TASK PROMPT — In the data below, find every line with the string "title" and pull it out.

— START OF SUPPLIED RECORDS —

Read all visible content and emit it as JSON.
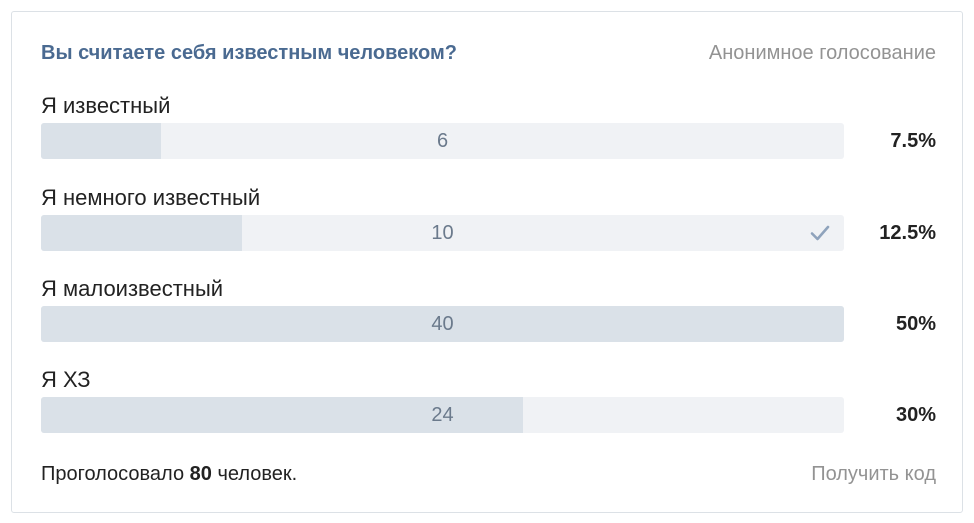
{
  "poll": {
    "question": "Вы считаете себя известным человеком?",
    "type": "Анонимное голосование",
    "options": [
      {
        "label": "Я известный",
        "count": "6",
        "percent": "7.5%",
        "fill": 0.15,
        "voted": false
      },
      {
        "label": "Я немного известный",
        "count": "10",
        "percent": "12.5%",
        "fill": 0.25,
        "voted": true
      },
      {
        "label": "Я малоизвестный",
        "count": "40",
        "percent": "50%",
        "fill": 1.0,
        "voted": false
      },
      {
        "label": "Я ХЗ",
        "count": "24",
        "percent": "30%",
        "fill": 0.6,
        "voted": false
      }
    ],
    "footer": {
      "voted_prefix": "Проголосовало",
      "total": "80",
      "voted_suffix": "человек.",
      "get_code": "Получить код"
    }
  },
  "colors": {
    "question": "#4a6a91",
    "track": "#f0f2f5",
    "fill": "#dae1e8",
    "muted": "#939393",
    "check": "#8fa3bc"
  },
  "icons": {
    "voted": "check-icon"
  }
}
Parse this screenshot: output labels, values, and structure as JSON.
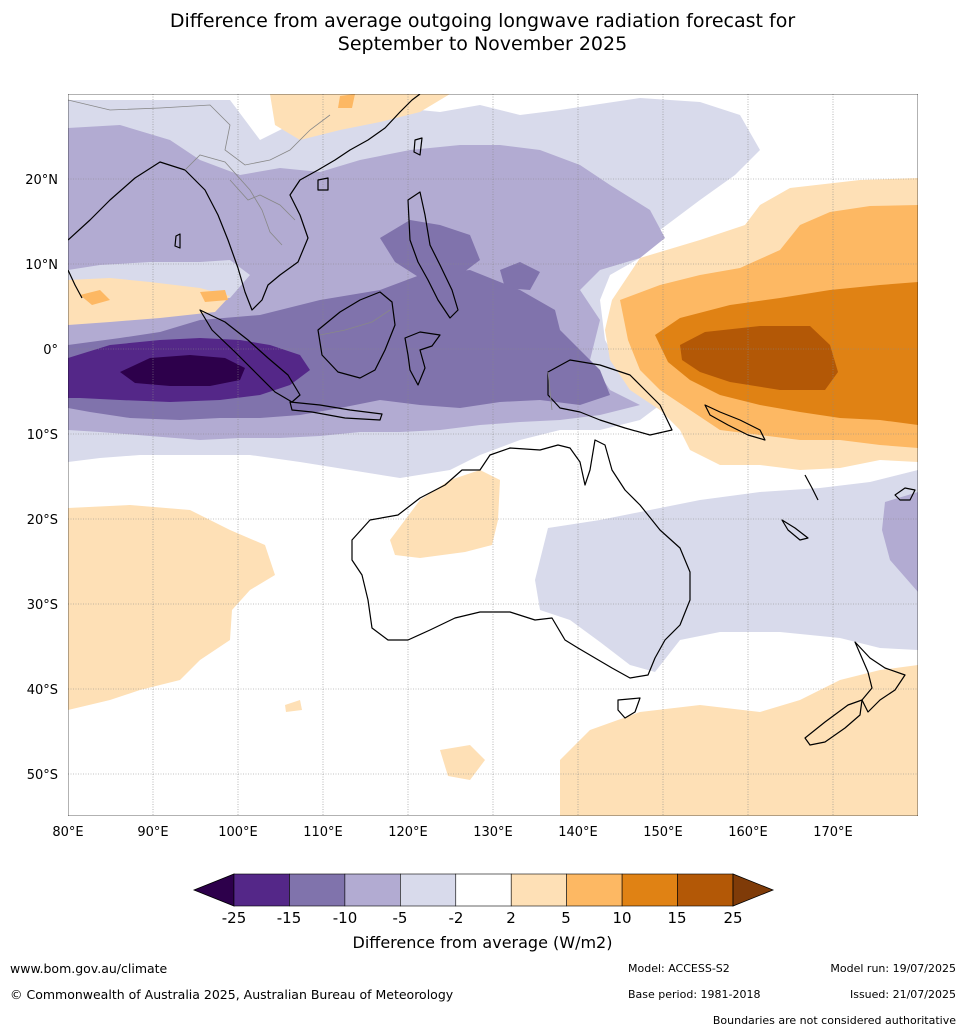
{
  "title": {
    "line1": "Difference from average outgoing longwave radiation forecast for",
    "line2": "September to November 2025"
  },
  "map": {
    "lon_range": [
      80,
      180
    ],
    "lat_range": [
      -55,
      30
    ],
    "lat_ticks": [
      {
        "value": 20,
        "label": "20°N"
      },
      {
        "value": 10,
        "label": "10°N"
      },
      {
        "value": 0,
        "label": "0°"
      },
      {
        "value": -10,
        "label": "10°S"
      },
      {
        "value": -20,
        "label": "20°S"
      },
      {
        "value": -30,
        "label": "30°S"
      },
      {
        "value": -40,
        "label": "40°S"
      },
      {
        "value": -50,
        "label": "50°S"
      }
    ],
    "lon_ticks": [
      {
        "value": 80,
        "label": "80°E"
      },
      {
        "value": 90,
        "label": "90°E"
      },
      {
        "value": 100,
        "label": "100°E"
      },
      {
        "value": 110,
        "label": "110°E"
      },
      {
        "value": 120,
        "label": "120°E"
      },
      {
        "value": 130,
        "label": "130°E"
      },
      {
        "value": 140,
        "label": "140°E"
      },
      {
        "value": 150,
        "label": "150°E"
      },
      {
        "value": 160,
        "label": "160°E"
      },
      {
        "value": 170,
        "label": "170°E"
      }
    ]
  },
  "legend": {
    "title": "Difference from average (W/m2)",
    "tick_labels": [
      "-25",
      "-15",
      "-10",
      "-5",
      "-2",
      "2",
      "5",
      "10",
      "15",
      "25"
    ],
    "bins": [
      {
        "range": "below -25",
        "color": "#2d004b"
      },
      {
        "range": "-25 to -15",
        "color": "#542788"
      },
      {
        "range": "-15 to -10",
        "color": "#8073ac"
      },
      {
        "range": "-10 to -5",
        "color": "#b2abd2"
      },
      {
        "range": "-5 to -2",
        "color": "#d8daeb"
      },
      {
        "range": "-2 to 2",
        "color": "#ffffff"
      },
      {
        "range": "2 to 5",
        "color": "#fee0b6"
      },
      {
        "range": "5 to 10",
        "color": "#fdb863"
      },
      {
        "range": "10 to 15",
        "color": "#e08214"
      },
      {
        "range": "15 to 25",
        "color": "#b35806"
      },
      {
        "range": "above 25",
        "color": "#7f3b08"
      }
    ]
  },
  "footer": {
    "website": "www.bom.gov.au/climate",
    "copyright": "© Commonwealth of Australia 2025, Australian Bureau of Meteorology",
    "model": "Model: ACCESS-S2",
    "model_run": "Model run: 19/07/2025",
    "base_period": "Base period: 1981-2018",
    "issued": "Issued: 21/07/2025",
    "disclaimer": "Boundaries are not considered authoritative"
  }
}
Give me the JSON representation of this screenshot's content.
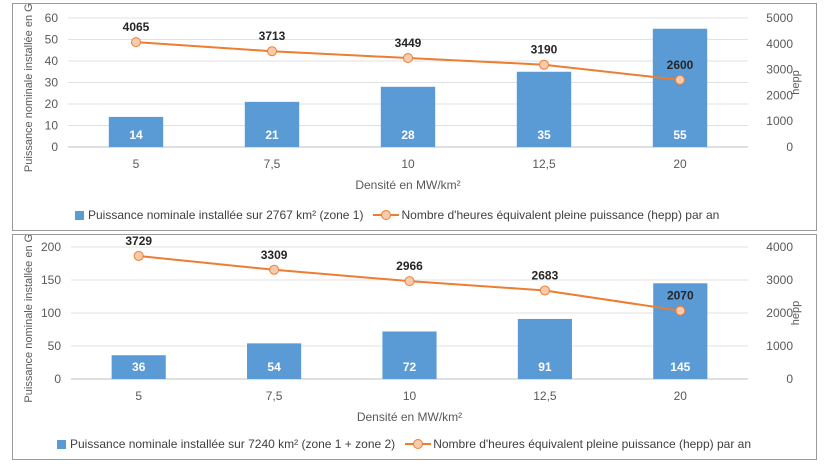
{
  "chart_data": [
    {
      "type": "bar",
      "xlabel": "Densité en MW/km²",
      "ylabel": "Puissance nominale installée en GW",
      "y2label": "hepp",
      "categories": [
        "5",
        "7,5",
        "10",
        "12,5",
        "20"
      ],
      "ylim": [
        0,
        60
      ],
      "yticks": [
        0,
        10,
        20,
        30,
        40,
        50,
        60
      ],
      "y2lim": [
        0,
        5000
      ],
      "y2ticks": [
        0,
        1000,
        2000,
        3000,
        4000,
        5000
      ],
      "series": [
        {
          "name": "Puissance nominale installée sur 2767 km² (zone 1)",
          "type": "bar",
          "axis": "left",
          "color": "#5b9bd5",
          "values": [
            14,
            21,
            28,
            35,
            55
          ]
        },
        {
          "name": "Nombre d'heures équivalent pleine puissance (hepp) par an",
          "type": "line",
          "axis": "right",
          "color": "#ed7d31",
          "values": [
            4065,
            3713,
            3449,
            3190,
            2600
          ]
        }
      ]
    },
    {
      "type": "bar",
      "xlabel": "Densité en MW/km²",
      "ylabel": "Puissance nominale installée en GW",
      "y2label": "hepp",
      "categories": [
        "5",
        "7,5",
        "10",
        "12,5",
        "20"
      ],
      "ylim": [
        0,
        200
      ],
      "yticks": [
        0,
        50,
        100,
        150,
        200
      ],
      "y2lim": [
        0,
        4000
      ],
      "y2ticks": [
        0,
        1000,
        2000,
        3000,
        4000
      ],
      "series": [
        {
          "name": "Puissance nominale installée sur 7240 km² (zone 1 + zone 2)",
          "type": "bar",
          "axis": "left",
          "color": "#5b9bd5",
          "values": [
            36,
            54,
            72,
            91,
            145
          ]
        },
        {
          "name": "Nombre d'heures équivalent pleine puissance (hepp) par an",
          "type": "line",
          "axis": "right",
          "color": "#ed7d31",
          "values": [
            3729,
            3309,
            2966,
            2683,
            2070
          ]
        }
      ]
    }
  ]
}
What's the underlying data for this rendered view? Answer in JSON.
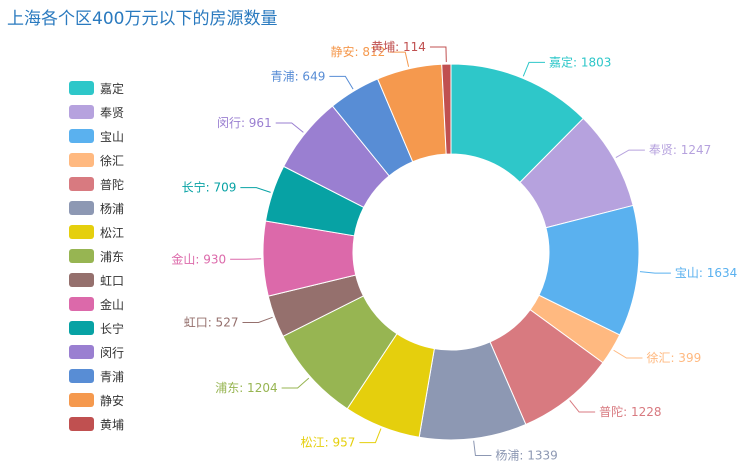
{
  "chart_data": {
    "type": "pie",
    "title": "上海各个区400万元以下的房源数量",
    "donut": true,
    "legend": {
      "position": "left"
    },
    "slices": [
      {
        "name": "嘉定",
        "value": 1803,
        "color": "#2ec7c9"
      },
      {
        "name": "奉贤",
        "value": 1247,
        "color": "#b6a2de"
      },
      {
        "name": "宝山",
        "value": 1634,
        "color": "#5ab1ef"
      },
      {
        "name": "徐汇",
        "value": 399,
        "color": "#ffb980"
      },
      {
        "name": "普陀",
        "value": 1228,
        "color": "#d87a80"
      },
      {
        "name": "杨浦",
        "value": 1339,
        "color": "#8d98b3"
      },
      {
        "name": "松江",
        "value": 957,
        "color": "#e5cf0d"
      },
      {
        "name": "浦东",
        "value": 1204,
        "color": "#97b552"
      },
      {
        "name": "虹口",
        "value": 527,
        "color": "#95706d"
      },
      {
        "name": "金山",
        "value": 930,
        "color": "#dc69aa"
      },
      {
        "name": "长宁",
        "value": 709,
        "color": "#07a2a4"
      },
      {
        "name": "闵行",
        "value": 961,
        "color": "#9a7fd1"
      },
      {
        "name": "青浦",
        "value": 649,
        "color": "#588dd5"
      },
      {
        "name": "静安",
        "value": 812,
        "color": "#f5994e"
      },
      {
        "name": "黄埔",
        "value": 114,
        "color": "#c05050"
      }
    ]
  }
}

— END OF SUPPLIED RECORDS —

ANSWER TO THIS EXERCISE —
  "title": {
    "title": "Difference from average (W/m2)",
    "title": "上海各个区400万元以下的房源数量",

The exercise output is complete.